++++ GIVEN ENTRIES

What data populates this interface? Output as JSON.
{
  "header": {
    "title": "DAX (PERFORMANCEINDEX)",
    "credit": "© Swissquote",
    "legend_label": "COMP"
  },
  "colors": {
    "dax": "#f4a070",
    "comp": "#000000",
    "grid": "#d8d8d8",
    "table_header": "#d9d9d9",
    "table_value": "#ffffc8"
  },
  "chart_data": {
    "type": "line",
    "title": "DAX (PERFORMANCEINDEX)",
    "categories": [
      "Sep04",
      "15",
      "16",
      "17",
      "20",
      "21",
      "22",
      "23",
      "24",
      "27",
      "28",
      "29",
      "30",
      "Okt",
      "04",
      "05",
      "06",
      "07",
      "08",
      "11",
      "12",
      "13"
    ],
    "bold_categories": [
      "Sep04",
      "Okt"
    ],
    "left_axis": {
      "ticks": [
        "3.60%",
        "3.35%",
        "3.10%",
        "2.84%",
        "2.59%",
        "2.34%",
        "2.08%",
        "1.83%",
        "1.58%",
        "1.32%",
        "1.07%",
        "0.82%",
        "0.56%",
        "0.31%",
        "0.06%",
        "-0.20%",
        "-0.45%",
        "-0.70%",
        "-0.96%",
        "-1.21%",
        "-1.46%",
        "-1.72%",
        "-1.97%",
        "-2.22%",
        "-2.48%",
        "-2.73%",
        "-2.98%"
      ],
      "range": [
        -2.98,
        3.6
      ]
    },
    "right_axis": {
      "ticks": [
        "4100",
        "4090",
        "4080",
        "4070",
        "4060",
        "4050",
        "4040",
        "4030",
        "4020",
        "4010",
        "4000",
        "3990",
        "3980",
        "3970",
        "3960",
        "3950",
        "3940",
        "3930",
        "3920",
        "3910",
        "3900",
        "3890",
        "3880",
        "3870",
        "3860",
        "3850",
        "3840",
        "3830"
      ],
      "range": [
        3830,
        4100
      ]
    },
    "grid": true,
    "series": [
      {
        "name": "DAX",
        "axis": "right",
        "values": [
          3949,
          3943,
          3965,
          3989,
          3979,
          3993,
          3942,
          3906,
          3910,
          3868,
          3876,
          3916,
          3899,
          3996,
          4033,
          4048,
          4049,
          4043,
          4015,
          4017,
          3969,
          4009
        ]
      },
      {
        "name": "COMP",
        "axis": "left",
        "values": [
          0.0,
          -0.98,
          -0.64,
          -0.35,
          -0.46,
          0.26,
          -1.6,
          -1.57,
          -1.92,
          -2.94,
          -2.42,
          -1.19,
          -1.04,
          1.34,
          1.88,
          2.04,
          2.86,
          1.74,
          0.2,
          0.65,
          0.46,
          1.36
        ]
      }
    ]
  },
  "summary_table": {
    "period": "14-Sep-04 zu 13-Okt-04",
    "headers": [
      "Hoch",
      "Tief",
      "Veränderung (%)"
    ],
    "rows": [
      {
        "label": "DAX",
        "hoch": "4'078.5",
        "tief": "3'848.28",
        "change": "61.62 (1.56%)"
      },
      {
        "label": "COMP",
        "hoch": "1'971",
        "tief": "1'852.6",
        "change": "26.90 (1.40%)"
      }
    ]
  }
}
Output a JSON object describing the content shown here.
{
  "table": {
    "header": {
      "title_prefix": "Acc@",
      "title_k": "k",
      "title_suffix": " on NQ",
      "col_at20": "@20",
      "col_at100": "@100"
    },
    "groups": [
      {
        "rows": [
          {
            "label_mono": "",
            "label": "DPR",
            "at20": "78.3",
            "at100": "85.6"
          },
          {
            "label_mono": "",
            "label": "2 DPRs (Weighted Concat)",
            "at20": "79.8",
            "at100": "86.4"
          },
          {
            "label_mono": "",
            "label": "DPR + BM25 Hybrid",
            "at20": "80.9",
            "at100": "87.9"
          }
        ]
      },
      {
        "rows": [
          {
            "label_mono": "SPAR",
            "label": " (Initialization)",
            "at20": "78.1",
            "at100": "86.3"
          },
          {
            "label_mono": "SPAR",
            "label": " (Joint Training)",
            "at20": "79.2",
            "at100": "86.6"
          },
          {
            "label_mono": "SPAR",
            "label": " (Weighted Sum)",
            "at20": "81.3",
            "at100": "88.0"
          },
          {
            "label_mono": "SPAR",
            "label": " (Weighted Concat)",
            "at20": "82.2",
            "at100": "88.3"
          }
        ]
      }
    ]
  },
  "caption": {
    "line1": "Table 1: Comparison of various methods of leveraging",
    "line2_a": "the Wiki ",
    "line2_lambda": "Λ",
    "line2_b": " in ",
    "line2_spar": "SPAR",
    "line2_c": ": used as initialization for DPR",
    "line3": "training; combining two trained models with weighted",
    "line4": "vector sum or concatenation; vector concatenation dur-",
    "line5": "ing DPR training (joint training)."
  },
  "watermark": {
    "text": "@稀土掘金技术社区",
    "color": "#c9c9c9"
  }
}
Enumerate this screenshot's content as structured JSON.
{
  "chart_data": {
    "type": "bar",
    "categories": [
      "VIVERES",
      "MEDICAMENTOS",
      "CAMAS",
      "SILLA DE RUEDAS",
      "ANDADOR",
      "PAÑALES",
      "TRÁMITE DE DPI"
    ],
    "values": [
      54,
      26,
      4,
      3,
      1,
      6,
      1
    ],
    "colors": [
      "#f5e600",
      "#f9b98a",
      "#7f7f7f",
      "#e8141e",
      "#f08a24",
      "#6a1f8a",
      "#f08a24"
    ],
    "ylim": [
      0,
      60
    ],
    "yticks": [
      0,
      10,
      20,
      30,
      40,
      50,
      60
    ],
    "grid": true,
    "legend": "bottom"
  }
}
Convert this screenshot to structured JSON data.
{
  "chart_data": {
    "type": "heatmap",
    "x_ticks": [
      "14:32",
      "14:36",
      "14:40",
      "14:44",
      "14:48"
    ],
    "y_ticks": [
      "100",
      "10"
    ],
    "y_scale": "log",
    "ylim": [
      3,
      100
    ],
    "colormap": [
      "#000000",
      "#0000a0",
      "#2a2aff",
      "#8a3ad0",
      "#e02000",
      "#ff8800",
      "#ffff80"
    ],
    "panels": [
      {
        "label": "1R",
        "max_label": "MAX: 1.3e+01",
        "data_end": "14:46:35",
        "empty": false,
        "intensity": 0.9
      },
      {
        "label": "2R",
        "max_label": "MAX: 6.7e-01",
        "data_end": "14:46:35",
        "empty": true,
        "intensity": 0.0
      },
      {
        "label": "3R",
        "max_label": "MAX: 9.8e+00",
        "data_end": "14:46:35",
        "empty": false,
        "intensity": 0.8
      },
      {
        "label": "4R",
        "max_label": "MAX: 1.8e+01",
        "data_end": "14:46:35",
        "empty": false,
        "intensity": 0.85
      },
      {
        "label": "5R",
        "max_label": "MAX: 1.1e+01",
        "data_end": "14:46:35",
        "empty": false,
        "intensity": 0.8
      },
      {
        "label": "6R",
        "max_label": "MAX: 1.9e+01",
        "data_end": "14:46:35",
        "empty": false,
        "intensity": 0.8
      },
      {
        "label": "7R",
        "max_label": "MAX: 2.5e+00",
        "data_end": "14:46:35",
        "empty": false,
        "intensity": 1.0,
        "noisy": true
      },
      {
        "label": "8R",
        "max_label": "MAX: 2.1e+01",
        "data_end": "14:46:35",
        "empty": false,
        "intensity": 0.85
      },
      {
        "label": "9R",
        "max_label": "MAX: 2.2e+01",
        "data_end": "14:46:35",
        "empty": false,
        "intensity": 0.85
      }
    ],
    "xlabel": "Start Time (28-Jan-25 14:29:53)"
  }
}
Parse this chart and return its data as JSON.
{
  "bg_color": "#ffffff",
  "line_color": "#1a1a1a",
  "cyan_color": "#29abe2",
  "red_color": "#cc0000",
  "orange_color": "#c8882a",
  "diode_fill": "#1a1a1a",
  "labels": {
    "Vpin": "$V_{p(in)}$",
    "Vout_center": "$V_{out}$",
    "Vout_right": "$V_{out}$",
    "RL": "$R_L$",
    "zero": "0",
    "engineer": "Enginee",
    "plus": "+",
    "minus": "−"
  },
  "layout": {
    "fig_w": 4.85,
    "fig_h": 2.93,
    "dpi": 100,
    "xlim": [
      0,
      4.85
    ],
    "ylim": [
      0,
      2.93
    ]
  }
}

++++++++

▶ REQUIREMENTS
Among the lines of the material, find those that hold the word "content" and copy them.

▶ SOLUTION
Output a JSON object describing the content shown here.
Enumerate this screenshot's content as structured JSON.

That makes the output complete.